→ EXERCISE BRIEF
Print each line of the listing once more, precisely as given.

→ Stored records

_ _ _ _ _ _ _

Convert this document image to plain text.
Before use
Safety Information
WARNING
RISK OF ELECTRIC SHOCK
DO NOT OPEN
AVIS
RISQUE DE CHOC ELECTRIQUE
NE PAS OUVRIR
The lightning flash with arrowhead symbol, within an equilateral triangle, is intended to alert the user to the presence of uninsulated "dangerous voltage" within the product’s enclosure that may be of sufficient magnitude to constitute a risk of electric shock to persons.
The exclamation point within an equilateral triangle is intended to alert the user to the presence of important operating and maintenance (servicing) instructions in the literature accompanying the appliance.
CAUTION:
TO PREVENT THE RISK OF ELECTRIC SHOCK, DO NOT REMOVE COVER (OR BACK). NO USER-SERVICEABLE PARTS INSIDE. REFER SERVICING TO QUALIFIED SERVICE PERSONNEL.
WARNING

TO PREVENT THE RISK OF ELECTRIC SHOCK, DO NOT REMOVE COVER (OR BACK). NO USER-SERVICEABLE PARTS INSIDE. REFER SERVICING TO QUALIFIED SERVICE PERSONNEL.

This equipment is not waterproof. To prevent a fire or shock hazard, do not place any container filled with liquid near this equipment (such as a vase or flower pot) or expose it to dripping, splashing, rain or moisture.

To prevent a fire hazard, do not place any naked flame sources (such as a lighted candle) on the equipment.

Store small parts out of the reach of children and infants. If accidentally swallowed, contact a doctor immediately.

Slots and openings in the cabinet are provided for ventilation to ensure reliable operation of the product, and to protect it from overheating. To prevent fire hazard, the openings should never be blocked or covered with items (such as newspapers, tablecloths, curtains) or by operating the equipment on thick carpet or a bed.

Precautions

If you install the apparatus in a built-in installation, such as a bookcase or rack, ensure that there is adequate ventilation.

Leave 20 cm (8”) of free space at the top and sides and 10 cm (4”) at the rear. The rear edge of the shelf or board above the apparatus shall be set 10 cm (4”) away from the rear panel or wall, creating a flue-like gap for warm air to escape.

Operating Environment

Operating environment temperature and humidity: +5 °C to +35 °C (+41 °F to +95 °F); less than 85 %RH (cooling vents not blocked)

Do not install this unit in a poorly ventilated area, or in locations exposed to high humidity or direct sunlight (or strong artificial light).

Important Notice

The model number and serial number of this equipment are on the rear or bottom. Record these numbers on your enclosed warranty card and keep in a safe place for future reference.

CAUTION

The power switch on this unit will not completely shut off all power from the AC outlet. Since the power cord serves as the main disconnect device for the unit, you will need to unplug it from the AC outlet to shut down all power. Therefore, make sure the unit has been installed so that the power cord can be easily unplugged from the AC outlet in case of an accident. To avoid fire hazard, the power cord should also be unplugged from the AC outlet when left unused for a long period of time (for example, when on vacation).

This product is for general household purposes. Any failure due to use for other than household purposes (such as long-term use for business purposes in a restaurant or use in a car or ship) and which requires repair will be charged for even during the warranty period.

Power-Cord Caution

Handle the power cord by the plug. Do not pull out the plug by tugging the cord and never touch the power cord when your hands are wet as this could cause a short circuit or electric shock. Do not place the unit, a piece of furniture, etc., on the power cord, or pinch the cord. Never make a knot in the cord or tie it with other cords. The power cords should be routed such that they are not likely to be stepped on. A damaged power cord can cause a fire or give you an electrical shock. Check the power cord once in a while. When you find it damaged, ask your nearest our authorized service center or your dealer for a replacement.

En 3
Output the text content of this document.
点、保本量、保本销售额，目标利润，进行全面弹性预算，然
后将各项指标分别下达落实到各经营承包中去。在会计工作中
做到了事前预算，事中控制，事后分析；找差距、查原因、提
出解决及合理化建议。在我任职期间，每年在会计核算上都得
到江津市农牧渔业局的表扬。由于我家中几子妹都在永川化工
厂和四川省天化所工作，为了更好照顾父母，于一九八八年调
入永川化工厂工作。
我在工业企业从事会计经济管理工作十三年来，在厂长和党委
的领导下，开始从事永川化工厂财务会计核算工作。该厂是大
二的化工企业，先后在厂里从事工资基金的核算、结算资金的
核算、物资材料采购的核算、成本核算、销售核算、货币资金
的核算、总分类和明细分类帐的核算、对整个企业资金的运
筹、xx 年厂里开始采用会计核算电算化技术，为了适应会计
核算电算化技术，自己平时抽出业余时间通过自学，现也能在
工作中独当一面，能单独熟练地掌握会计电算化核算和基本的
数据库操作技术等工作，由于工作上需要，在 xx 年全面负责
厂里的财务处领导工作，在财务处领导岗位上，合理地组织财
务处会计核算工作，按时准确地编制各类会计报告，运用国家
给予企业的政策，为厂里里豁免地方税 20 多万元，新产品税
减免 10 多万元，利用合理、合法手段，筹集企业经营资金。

_ _ _ _ _ _ _

→ EXERCISE RESULT
Convert this document image to plain text.
Before use
Safety Information
WARNING
RISK OF ELECTRIC SHOCK
DO NOT OPEN
AVIS
RISQUE DE CHOC ELECTRIQUE
NE PAS OUVRIR
The lightning flash with arrowhead symbol, within an equilateral triangle, is intended to alert the user to the presence of uninsulated "dangerous voltage" within the product’s enclosure that may be of sufficient magnitude to constitute a risk of electric shock to persons.
The exclamation point within an equilateral triangle is intended to alert the user to the presence of important operating and maintenance (servicing) instructions in the literature accompanying the appliance.
CAUTION:
TO PREVENT THE RISK OF ELECTRIC SHOCK, DO NOT REMOVE COVER (OR BACK). NO USER-SERVICEABLE PARTS INSIDE. REFER SERVICING TO QUALIFIED SERVICE PERSONNEL.
WARNING

TO PREVENT THE RISK OF ELECTRIC SHOCK, DO NOT REMOVE COVER (OR BACK). NO USER-SERVICEABLE PARTS INSIDE. REFER SERVICING TO QUALIFIED SERVICE PERSONNEL.

This equipment is not waterproof. To prevent a fire or shock hazard, do not place any container filled with liquid near this equipment (such as a vase or flower pot) or expose it to dripping, splashing, rain or moisture.

To prevent a fire hazard, do not place any naked flame sources (such as a lighted candle) on the equipment.

Store small parts out of the reach of children and infants. If accidentally swallowed, contact a doctor immediately.

Slots and openings in the cabinet are provided for ventilation to ensure reliable operation of the product, and to protect it from overheating. To prevent fire hazard, the openings should never be blocked or covered with items (such as newspapers, tablecloths, curtains) or by operating the equipment on thick carpet or a bed.

Precautions

If you install the apparatus in a built-in installation, such as a bookcase or rack, ensure that there is adequate ventilation.

Leave 20 cm (8”) of free space at the top and sides and 10 cm (4”) at the rear. The rear edge of the shelf or board above the apparatus shall be set 10 cm (4”) away from the rear panel or wall, creating a flue-like gap for warm air to escape.

Operating Environment

Operating environment temperature and humidity: +5 °C to +35 °C (+41 °F to +95 °F); less than 85 %RH (cooling vents not blocked)

Do not install this unit in a poorly ventilated area, or in locations exposed to high humidity or direct sunlight (or strong artificial light).

Important Notice

The model number and serial number of this equipment are on the rear or bottom. Record these numbers on your enclosed warranty card and keep in a safe place for future reference.

CAUTION

The power switch on this unit will not completely shut off all power from the AC outlet. Since the power cord serves as the main disconnect device for the unit, you will need to unplug it from the AC outlet to shut down all power. Therefore, make sure the unit has been installed so that the power cord can be easily unplugged from the AC outlet in case of an accident. To avoid fire hazard, the power cord should also be unplugged from the AC outlet when left unused for a long period of time (for example, when on vacation).

This product is for general household purposes. Any failure due to use for other than household purposes (such as long-term use for business purposes in a restaurant or use in a car or ship) and which requires repair will be charged for even during the warranty period.

Power-Cord Caution

Handle the power cord by the plug. Do not pull out the plug by tugging the cord and never touch the power cord when your hands are wet as this could cause a short circuit or electric shock. Do not place the unit, a piece of furniture, etc., on the power cord, or pinch the cord. Never make a knot in the cord or tie it with other cords. The power cords should be routed such that they are not likely to be stepped on. A damaged power cord can cause a fire or give you an electrical shock. Check the power cord once in a while. When you find it damaged, ask your nearest our authorized service center or your dealer for a replacement.

En 3
Output the text content of this document.
点、保本量、保本销售额，目标利润，进行全面弹性预算，然
后将各项指标分别下达落实到各经营承包中去。在会计工作中
做到了事前预算，事中控制，事后分析；找差距、查原因、提
出解决及合理化建议。在我任职期间，每年在会计核算上都得
到江津市农牧渔业局的表扬。由于我家中几子妹都在永川化工
厂和四川省天化所工作，为了更好照顾父母，于一九八八年调
入永川化工厂工作。
我在工业企业从事会计经济管理工作十三年来，在厂长和党委
的领导下，开始从事永川化工厂财务会计核算工作。该厂是大
二的化工企业，先后在厂里从事工资基金的核算、结算资金的
核算、物资材料采购的核算、成本核算、销售核算、货币资金
的核算、总分类和明细分类帐的核算、对整个企业资金的运
筹、xx 年厂里开始采用会计核算电算化技术，为了适应会计
核算电算化技术，自己平时抽出业余时间通过自学，现也能在
工作中独当一面，能单独熟练地掌握会计电算化核算和基本的
数据库操作技术等工作，由于工作上需要，在 xx 年全面负责
厂里的财务处领导工作，在财务处领导岗位上，合理地组织财
务处会计核算工作，按时准确地编制各类会计报告，运用国家
给予企业的政策，为厂里里豁免地方税 20 多万元，新产品税
减免 10 多万元，利用合理、合法手段，筹集企业经营资金。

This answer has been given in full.